# Work instructions:
Extract every line below that contains the word "accessing".
┌──
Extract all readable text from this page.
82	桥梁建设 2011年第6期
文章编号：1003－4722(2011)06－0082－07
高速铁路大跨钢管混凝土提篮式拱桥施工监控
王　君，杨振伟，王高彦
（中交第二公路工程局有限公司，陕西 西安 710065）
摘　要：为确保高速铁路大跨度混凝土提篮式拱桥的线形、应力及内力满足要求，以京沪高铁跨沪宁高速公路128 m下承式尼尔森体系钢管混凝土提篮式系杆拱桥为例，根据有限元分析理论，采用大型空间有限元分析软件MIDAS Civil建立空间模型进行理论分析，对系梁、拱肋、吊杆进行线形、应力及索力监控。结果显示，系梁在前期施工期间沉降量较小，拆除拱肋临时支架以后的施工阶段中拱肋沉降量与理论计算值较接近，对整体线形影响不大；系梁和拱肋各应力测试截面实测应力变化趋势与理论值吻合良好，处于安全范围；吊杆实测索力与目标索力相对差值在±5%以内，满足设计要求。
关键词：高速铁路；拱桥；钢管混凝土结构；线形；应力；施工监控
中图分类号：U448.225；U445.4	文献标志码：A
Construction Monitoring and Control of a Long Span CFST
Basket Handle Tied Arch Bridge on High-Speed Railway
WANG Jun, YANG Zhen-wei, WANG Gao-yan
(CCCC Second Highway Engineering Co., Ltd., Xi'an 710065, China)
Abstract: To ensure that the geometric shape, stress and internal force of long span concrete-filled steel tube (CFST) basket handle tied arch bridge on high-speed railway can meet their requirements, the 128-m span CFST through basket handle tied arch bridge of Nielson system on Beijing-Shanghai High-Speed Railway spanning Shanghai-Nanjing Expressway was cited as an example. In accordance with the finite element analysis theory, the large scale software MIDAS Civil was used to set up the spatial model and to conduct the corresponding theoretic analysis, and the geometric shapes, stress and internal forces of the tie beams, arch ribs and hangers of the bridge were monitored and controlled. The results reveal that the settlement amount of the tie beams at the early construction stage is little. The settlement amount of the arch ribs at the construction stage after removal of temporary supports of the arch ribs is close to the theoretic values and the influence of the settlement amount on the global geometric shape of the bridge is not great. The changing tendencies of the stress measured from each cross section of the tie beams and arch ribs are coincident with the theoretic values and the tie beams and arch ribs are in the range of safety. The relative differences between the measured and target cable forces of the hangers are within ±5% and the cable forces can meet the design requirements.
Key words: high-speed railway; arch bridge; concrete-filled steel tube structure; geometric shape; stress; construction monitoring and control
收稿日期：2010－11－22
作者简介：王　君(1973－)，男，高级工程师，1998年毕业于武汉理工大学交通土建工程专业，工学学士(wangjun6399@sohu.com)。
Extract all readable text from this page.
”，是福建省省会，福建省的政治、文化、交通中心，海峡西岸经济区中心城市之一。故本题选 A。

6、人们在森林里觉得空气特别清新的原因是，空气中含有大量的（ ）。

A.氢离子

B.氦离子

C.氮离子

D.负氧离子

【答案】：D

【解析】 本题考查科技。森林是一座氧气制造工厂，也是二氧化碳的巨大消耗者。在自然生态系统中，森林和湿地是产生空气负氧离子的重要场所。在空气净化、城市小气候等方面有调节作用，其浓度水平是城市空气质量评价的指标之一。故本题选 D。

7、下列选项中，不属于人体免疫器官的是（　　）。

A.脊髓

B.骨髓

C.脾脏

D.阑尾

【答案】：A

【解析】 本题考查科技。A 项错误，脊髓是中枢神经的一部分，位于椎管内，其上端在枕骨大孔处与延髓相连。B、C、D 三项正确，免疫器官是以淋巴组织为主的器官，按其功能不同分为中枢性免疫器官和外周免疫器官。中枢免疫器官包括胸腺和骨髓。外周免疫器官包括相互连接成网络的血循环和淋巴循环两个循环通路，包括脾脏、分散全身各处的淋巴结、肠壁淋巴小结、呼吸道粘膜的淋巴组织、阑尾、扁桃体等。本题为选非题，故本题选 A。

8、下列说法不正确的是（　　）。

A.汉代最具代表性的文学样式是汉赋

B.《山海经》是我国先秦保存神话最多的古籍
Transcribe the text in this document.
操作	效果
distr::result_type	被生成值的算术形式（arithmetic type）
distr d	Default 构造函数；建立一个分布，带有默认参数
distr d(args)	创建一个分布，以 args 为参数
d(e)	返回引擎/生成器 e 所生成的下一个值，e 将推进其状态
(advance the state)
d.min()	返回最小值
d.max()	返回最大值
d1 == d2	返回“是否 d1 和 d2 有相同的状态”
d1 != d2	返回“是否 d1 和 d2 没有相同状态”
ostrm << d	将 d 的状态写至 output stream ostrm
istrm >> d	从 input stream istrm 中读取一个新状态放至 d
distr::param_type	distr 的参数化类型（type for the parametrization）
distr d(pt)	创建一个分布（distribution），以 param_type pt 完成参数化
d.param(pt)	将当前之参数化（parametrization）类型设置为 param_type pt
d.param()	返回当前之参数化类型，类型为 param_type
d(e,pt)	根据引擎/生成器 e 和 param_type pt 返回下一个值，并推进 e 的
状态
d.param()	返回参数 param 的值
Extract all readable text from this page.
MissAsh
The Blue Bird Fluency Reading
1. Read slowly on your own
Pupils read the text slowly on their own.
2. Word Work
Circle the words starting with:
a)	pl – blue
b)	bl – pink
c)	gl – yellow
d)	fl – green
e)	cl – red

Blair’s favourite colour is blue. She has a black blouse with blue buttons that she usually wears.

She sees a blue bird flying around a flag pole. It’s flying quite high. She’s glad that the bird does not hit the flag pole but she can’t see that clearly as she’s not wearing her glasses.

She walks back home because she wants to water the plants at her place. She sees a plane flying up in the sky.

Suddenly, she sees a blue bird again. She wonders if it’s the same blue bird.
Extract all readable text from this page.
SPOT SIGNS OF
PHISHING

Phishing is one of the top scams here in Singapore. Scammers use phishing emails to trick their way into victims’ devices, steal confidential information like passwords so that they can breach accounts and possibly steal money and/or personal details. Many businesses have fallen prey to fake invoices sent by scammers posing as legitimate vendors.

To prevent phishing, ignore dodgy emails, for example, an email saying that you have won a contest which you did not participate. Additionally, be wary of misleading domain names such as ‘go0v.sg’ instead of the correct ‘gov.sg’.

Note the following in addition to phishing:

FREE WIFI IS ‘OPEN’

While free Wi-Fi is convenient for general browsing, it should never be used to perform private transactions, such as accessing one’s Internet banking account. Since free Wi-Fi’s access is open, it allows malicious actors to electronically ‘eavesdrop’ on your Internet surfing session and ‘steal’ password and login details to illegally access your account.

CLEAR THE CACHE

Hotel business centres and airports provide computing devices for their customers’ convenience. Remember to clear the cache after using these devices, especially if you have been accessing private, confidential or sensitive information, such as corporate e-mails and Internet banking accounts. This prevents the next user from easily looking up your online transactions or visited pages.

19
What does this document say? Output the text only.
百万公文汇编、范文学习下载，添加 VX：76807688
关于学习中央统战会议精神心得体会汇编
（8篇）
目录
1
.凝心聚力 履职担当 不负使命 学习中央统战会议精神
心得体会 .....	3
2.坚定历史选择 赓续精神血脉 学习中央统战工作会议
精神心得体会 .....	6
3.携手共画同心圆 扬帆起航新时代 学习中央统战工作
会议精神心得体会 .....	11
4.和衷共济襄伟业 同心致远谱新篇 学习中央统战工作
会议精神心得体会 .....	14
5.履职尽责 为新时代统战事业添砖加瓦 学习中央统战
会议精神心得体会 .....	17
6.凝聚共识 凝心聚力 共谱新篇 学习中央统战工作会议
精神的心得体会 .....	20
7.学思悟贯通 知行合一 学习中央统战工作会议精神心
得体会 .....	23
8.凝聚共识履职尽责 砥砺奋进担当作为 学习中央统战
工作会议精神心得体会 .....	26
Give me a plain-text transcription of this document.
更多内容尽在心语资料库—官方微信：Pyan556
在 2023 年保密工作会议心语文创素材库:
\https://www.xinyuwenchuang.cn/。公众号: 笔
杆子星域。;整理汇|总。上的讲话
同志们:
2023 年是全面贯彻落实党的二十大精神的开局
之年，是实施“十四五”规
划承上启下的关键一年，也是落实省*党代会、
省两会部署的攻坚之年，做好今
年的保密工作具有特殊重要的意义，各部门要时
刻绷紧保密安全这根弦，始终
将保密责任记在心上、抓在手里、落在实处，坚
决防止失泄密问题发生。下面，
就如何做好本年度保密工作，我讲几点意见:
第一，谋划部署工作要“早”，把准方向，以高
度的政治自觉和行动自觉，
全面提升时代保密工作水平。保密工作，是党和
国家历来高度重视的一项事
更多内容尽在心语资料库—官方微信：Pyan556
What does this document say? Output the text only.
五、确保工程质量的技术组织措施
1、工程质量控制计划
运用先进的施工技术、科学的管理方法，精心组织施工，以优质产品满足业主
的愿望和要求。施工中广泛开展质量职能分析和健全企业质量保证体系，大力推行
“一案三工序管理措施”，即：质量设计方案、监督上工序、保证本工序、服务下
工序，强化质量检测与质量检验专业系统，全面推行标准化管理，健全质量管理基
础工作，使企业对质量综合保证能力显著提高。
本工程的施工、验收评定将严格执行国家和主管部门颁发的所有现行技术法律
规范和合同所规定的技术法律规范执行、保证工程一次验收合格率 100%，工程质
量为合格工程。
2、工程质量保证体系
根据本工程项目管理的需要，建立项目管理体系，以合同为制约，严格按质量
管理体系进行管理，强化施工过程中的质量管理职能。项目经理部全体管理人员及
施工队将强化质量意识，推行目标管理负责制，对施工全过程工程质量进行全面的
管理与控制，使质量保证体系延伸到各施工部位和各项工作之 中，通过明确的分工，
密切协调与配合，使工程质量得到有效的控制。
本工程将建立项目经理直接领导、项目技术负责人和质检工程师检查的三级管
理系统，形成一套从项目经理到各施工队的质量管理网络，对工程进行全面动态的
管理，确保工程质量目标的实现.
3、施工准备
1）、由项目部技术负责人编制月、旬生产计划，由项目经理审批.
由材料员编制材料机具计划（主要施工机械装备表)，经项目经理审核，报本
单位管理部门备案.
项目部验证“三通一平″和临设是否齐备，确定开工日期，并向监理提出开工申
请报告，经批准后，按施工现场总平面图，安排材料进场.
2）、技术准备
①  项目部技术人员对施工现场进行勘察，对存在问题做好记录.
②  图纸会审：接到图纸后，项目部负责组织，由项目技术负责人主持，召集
└──
# The result:
While free Wi-Fi is convenient for general browsing, it should never be used to perform private transactions, such as accessing one’s Internet banking account. Since free Wi-Fi’s access is open, it allows malicious actors to electronically ‘eavesdrop’ on your Internet surfing session and ‘steal’ password and login details to illegally access your account.
Hotel business centres and airports provide computing devices for their customers’ convenience. Remember to clear the cache after using these devices, especially if you have been accessing private, confidential or sensitive information, such as corporate e-mails and Internet banking accounts. This prevents the next user from easily looking up your online transactions or visited pages.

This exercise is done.